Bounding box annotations
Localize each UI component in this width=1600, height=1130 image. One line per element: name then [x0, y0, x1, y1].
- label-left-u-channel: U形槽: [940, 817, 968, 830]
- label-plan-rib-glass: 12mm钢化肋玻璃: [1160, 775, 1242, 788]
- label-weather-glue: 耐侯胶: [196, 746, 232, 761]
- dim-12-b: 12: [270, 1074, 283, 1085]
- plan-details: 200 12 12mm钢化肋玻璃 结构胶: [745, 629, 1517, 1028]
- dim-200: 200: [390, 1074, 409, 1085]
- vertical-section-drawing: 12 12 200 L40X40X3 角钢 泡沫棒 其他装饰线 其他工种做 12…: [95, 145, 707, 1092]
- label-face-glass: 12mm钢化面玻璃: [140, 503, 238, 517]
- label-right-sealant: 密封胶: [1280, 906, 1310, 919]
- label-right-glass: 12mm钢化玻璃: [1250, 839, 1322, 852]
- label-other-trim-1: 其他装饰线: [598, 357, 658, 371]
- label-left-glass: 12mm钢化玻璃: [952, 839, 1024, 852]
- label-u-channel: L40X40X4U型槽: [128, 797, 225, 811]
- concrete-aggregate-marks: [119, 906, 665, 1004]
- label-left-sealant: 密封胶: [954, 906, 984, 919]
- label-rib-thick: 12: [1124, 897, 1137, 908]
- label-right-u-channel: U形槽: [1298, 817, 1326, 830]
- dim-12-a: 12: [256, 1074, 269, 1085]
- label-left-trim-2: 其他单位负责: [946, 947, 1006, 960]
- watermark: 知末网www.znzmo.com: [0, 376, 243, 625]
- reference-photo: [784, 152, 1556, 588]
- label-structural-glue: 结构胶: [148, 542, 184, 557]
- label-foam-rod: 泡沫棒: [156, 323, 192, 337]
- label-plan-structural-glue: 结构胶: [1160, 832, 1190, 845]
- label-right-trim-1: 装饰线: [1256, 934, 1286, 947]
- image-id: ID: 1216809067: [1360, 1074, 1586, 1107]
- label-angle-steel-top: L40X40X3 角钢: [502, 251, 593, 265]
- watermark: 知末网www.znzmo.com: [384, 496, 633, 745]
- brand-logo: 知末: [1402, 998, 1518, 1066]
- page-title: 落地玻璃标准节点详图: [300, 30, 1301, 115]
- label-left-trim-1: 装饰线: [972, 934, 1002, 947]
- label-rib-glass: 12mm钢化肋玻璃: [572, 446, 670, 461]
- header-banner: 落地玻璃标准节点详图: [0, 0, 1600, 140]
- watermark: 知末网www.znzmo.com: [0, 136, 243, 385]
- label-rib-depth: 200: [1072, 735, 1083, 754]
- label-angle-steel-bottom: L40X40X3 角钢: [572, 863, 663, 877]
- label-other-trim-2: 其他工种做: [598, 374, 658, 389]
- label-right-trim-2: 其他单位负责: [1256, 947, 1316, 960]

◆ Your task ◆
Render every line of the material above as a Markdown table with the columns Row and Line, skipping any blank lines.

◆ Finished task ◆
| Row | Line |
|---|---|
| 1 | Localize each UI component in this width=1600, height=1130 image. One line per element: name then [x0, y0, x1, y1]. |
| 2 | - label-left-u-channel: U形槽: [940, 817, 968, 830] |
| 3 | - label-plan-rib-glass: 12mm钢化肋玻璃: [1160, 775, 1242, 788] |
| 4 | - label-weather-glue: 耐侯胶: [196, 746, 232, 761] |
| 5 | - dim-12-b: 12: [270, 1074, 283, 1085] |
| 6 | - plan-details: 200 12 12mm钢化肋玻璃 结构胶: [745, 629, 1517, 1028] |
| 7 | - dim-200: 200: [390, 1074, 409, 1085] |
| 8 | - vertical-section-drawing: 12 12 200 L40X40X3 角钢 泡沫棒 其他装饰线 其他工种做 12…: [95, 145, 707, 1092] |
| 9 | - label-face-glass: 12mm钢化面玻璃: [140, 503, 238, 517] |
| 10 | - label-right-sealant: 密封胶: [1280, 906, 1310, 919] |
| 11 | - label-right-glass: 12mm钢化玻璃: [1250, 839, 1322, 852] |
| 12 | - label-other-trim-1: 其他装饰线: [598, 357, 658, 371] |
| 13 | - label-left-glass: 12mm钢化玻璃: [952, 839, 1024, 852] |
| 14 | - label-u-channel: L40X40X4U型槽: [128, 797, 225, 811] |
| 15 | - concrete-aggregate-marks: [119, 906, 665, 1004] |
| 16 | - label-left-sealant: 密封胶: [954, 906, 984, 919] |
| 17 | - label-rib-thick: 12: [1124, 897, 1137, 908] |
| 18 | - label-right-u-channel: U形槽: [1298, 817, 1326, 830] |
| 19 | - dim-12-a: 12: [256, 1074, 269, 1085] |
| 20 | - label-left-trim-2: 其他单位负责: [946, 947, 1006, 960] |
| 21 | - watermark: 知末网www.znzmo.com: [0, 376, 243, 625] |
| 22 | - reference-photo: [784, 152, 1556, 588] |
| 23 | - label-structural-glue: 结构胶: [148, 542, 184, 557] |
| 24 | - label-foam-rod: 泡沫棒: [156, 323, 192, 337] |
| 25 | - label-plan-structural-glue: 结构胶: [1160, 832, 1190, 845] |
| 26 | - label-right-trim-1: 装饰线: [1256, 934, 1286, 947] |
| 27 | - image-id: ID: 1216809067: [1360, 1074, 1586, 1107] |
| 28 | - label-angle-steel-top: L40X40X3 角钢: [502, 251, 593, 265] |
| 29 | - watermark: 知末网www.znzmo.com: [384, 496, 633, 745] |
| 30 | - brand-logo: 知末: [1402, 998, 1518, 1066] |
| 31 | - page-title: 落地玻璃标准节点详图: [300, 30, 1301, 115] |
| 32 | - label-left-trim-1: 装饰线: [972, 934, 1002, 947] |
| 33 | - label-rib-glass: 12mm钢化肋玻璃: [572, 446, 670, 461] |
| 34 | - header-banner: 落地玻璃标准节点详图: [0, 0, 1600, 140] |
| 35 | - watermark: 知末网www.znzmo.com: [0, 136, 243, 385] |
| 36 | - label-rib-depth: 200: [1072, 735, 1083, 754] |
| 37 | - label-angle-steel-bottom: L40X40X3 角钢: [572, 863, 663, 877] |
| 38 | - label-other-trim-2: 其他工种做: [598, 374, 658, 389] |
| 39 | - label-right-trim-2: 其他单位负责: [1256, 947, 1316, 960] |